**PROBLEM:** Quote every line as written. Omit pictures.

(Data extracted from a collection)
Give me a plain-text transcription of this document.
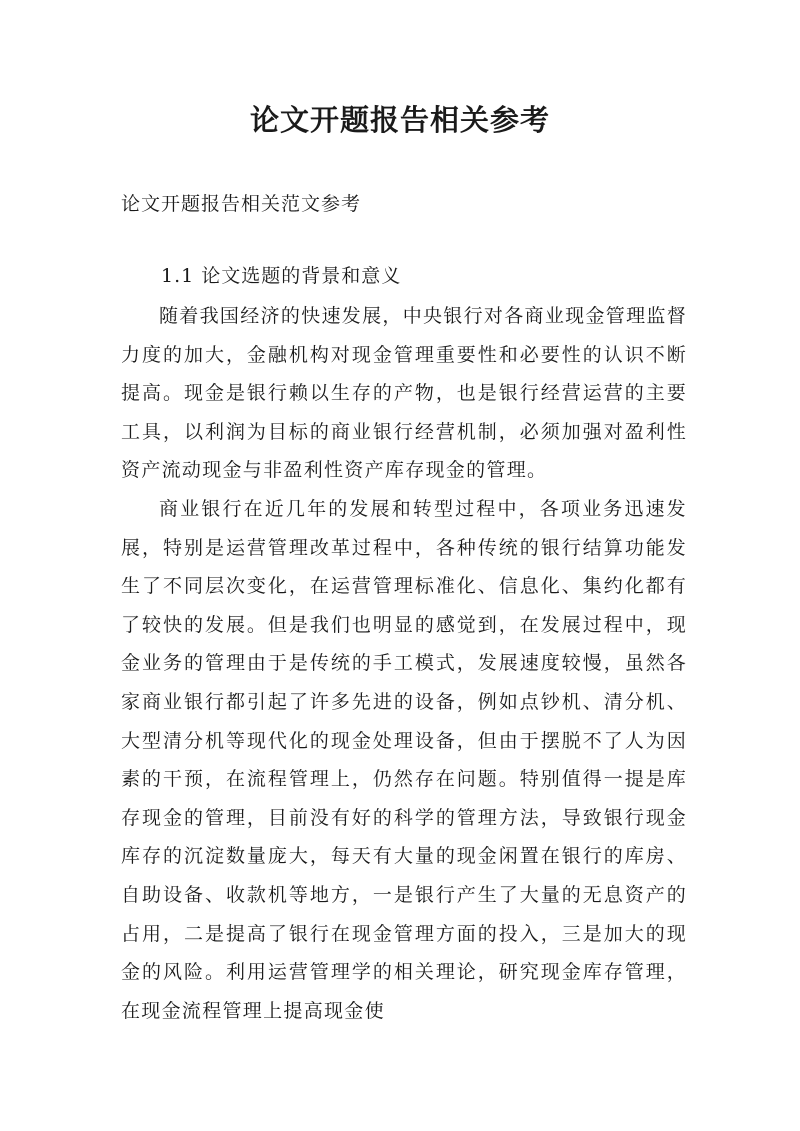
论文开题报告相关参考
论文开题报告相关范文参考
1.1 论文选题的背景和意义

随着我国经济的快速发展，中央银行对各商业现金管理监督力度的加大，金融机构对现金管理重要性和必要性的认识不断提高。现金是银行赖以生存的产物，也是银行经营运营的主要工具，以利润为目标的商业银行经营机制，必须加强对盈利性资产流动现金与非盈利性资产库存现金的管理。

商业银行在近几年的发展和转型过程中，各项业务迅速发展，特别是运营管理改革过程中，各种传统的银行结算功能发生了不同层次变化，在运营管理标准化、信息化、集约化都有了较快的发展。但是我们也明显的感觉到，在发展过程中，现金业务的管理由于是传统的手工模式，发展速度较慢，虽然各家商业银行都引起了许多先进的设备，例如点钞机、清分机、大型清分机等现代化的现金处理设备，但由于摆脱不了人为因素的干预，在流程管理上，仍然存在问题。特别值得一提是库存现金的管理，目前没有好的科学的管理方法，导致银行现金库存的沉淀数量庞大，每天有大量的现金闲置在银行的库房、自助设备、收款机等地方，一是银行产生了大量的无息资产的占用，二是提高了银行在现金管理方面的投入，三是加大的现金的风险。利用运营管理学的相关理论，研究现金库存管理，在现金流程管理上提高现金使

**CORRECT OUTPUT:**
Give me a plain-text transcription of this document.
论文开题报告相关参考
论文开题报告相关范文参考
1.1 论文选题的背景和意义

随着我国经济的快速发展，中央银行对各商业现金管理监督力度的加大，金融机构对现金管理重要性和必要性的认识不断提高。现金是银行赖以生存的产物，也是银行经营运营的主要工具，以利润为目标的商业银行经营机制，必须加强对盈利性资产流动现金与非盈利性资产库存现金的管理。

商业银行在近几年的发展和转型过程中，各项业务迅速发展，特别是运营管理改革过程中，各种传统的银行结算功能发生了不同层次变化，在运营管理标准化、信息化、集约化都有了较快的发展。但是我们也明显的感觉到，在发展过程中，现金业务的管理由于是传统的手工模式，发展速度较慢，虽然各家商业银行都引起了许多先进的设备，例如点钞机、清分机、大型清分机等现代化的现金处理设备，但由于摆脱不了人为因素的干预，在流程管理上，仍然存在问题。特别值得一提是库存现金的管理，目前没有好的科学的管理方法，导致银行现金库存的沉淀数量庞大，每天有大量的现金闲置在银行的库房、自助设备、收款机等地方，一是银行产生了大量的无息资产的占用，二是提高了银行在现金管理方面的投入，三是加大的现金的风险。利用运营管理学的相关理论，研究现金库存管理，在现金流程管理上提高现金使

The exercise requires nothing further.